***** PROVIDED DATA

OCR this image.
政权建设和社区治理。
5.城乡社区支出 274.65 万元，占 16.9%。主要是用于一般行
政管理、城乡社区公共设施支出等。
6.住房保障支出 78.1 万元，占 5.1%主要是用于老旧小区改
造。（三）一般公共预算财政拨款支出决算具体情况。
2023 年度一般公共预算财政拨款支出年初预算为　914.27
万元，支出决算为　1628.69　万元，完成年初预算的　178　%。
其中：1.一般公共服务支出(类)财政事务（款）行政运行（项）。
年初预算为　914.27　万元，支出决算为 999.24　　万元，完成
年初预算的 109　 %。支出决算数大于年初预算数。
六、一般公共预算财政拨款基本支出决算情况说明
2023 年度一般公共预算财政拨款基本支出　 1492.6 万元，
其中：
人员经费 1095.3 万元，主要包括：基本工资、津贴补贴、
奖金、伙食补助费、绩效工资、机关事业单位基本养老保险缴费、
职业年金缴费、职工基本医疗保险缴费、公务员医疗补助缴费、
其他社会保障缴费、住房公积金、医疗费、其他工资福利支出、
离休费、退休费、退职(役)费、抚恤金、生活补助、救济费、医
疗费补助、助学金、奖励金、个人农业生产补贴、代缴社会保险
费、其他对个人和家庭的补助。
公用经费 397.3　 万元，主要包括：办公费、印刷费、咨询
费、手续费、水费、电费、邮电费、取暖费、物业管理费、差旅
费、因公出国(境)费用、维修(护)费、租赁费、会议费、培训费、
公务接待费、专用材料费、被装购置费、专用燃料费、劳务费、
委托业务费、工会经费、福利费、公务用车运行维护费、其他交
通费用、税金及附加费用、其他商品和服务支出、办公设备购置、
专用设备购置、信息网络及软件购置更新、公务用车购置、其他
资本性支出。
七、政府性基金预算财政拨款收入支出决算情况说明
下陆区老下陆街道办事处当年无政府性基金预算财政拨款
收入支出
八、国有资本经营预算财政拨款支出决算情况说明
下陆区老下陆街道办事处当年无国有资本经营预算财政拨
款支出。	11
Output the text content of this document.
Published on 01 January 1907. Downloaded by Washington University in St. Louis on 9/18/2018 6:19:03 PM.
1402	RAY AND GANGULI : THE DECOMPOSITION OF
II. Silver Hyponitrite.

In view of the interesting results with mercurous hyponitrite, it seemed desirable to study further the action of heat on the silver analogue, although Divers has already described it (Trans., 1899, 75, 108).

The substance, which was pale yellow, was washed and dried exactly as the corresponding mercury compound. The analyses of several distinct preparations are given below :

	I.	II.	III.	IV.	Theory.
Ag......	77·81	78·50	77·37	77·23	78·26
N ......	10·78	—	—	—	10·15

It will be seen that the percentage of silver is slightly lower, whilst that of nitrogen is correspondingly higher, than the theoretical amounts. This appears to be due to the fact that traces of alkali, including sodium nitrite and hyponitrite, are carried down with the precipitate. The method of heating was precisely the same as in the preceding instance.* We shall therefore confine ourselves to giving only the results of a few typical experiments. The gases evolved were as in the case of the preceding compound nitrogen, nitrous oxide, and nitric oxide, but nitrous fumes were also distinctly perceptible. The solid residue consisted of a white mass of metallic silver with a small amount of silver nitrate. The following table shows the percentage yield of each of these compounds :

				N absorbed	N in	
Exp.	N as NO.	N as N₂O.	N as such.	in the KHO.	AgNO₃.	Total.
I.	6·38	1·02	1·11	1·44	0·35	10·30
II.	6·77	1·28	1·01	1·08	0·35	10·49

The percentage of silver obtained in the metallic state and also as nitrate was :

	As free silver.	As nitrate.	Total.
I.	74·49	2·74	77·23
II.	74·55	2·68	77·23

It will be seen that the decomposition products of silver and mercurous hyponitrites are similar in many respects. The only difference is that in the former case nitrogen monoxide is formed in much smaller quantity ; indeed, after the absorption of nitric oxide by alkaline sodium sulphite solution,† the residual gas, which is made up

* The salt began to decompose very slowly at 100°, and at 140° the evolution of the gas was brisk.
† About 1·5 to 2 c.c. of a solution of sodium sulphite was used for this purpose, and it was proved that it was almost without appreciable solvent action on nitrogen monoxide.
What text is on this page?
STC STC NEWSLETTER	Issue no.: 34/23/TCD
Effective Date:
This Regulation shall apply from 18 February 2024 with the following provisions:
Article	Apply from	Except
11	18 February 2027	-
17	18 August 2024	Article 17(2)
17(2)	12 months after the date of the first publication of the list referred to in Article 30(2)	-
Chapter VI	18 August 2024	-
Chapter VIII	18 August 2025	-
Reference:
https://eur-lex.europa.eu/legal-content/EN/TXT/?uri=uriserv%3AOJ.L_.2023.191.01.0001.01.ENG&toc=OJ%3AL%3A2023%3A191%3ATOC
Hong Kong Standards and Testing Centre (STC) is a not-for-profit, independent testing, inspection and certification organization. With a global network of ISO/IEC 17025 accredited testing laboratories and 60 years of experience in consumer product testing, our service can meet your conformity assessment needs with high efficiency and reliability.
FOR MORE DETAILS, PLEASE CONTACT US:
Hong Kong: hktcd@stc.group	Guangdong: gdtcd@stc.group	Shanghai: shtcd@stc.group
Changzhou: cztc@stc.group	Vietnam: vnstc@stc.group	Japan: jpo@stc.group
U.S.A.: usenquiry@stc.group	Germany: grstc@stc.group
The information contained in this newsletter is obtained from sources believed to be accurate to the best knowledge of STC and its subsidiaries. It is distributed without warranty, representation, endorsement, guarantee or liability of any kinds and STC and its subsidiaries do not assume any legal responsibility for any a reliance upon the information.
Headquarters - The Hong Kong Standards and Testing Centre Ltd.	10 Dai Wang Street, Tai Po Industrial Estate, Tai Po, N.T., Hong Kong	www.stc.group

**********

* _STATED PROBLEM_: Extract every line above exactly as it stands.

* _SOLUTION BELOW_:
OCR this image.
政权建设和社区治理。
5.城乡社区支出 274.65 万元，占 16.9%。主要是用于一般行
政管理、城乡社区公共设施支出等。
6.住房保障支出 78.1 万元，占 5.1%主要是用于老旧小区改
造。（三）一般公共预算财政拨款支出决算具体情况。
2023 年度一般公共预算财政拨款支出年初预算为　914.27
万元，支出决算为　1628.69　万元，完成年初预算的　178　%。
其中：1.一般公共服务支出(类)财政事务（款）行政运行（项）。
年初预算为　914.27　万元，支出决算为 999.24　　万元，完成
年初预算的 109　 %。支出决算数大于年初预算数。
六、一般公共预算财政拨款基本支出决算情况说明
2023 年度一般公共预算财政拨款基本支出　 1492.6 万元，
其中：
人员经费 1095.3 万元，主要包括：基本工资、津贴补贴、
奖金、伙食补助费、绩效工资、机关事业单位基本养老保险缴费、
职业年金缴费、职工基本医疗保险缴费、公务员医疗补助缴费、
其他社会保障缴费、住房公积金、医疗费、其他工资福利支出、
离休费、退休费、退职(役)费、抚恤金、生活补助、救济费、医
疗费补助、助学金、奖励金、个人农业生产补贴、代缴社会保险
费、其他对个人和家庭的补助。
公用经费 397.3　 万元，主要包括：办公费、印刷费、咨询
费、手续费、水费、电费、邮电费、取暖费、物业管理费、差旅
费、因公出国(境)费用、维修(护)费、租赁费、会议费、培训费、
公务接待费、专用材料费、被装购置费、专用燃料费、劳务费、
委托业务费、工会经费、福利费、公务用车运行维护费、其他交
通费用、税金及附加费用、其他商品和服务支出、办公设备购置、
专用设备购置、信息网络及软件购置更新、公务用车购置、其他
资本性支出。
七、政府性基金预算财政拨款收入支出决算情况说明
下陆区老下陆街道办事处当年无政府性基金预算财政拨款
收入支出
八、国有资本经营预算财政拨款支出决算情况说明
下陆区老下陆街道办事处当年无国有资本经营预算财政拨
款支出。	11
Output the text content of this document.
Published on 01 January 1907. Downloaded by Washington University in St. Louis on 9/18/2018 6:19:03 PM.
1402	RAY AND GANGULI : THE DECOMPOSITION OF
II. Silver Hyponitrite.

In view of the interesting results with mercurous hyponitrite, it seemed desirable to study further the action of heat on the silver analogue, although Divers has already described it (Trans., 1899, 75, 108).

The substance, which was pale yellow, was washed and dried exactly as the corresponding mercury compound. The analyses of several distinct preparations are given below :

	I.	II.	III.	IV.	Theory.
Ag......	77·81	78·50	77·37	77·23	78·26
N ......	10·78	—	—	—	10·15

It will be seen that the percentage of silver is slightly lower, whilst that of nitrogen is correspondingly higher, than the theoretical amounts. This appears to be due to the fact that traces of alkali, including sodium nitrite and hyponitrite, are carried down with the precipitate. The method of heating was precisely the same as in the preceding instance.* We shall therefore confine ourselves to giving only the results of a few typical experiments. The gases evolved were as in the case of the preceding compound nitrogen, nitrous oxide, and nitric oxide, but nitrous fumes were also distinctly perceptible. The solid residue consisted of a white mass of metallic silver with a small amount of silver nitrate. The following table shows the percentage yield of each of these compounds :

				N absorbed	N in	
Exp.	N as NO.	N as N₂O.	N as such.	in the KHO.	AgNO₃.	Total.
I.	6·38	1·02	1·11	1·44	0·35	10·30
II.	6·77	1·28	1·01	1·08	0·35	10·49

The percentage of silver obtained in the metallic state and also as nitrate was :

	As free silver.	As nitrate.	Total.
I.	74·49	2·74	77·23
II.	74·55	2·68	77·23

It will be seen that the decomposition products of silver and mercurous hyponitrites are similar in many respects. The only difference is that in the former case nitrogen monoxide is formed in much smaller quantity ; indeed, after the absorption of nitric oxide by alkaline sodium sulphite solution,† the residual gas, which is made up

* The salt began to decompose very slowly at 100°, and at 140° the evolution of the gas was brisk.
† About 1·5 to 2 c.c. of a solution of sodium sulphite was used for this purpose, and it was proved that it was almost without appreciable solvent action on nitrogen monoxide.
What text is on this page?
STC STC NEWSLETTER	Issue no.: 34/23/TCD
Effective Date:
This Regulation shall apply from 18 February 2024 with the following provisions:
Article	Apply from	Except
11	18 February 2027	-
17	18 August 2024	Article 17(2)
17(2)	12 months after the date of the first publication of the list referred to in Article 30(2)	-
Chapter VI	18 August 2024	-
Chapter VIII	18 August 2025	-
Reference:
https://eur-lex.europa.eu/legal-content/EN/TXT/?uri=uriserv%3AOJ.L_.2023.191.01.0001.01.ENG&toc=OJ%3AL%3A2023%3A191%3ATOC
Hong Kong Standards and Testing Centre (STC) is a not-for-profit, independent testing, inspection and certification organization. With a global network of ISO/IEC 17025 accredited testing laboratories and 60 years of experience in consumer product testing, our service can meet your conformity assessment needs with high efficiency and reliability.
FOR MORE DETAILS, PLEASE CONTACT US:
Hong Kong: hktcd@stc.group	Guangdong: gdtcd@stc.group	Shanghai: shtcd@stc.group
Changzhou: cztc@stc.group	Vietnam: vnstc@stc.group	Japan: jpo@stc.group
U.S.A.: usenquiry@stc.group	Germany: grstc@stc.group
The information contained in this newsletter is obtained from sources believed to be accurate to the best knowledge of STC and its subsidiaries. It is distributed without warranty, representation, endorsement, guarantee or liability of any kinds and STC and its subsidiaries do not assume any legal responsibility for any a reliance upon the information.
Headquarters - The Hong Kong Standards and Testing Centre Ltd.	10 Dai Wang Street, Tai Po Industrial Estate, Tai Po, N.T., Hong Kong	www.stc.group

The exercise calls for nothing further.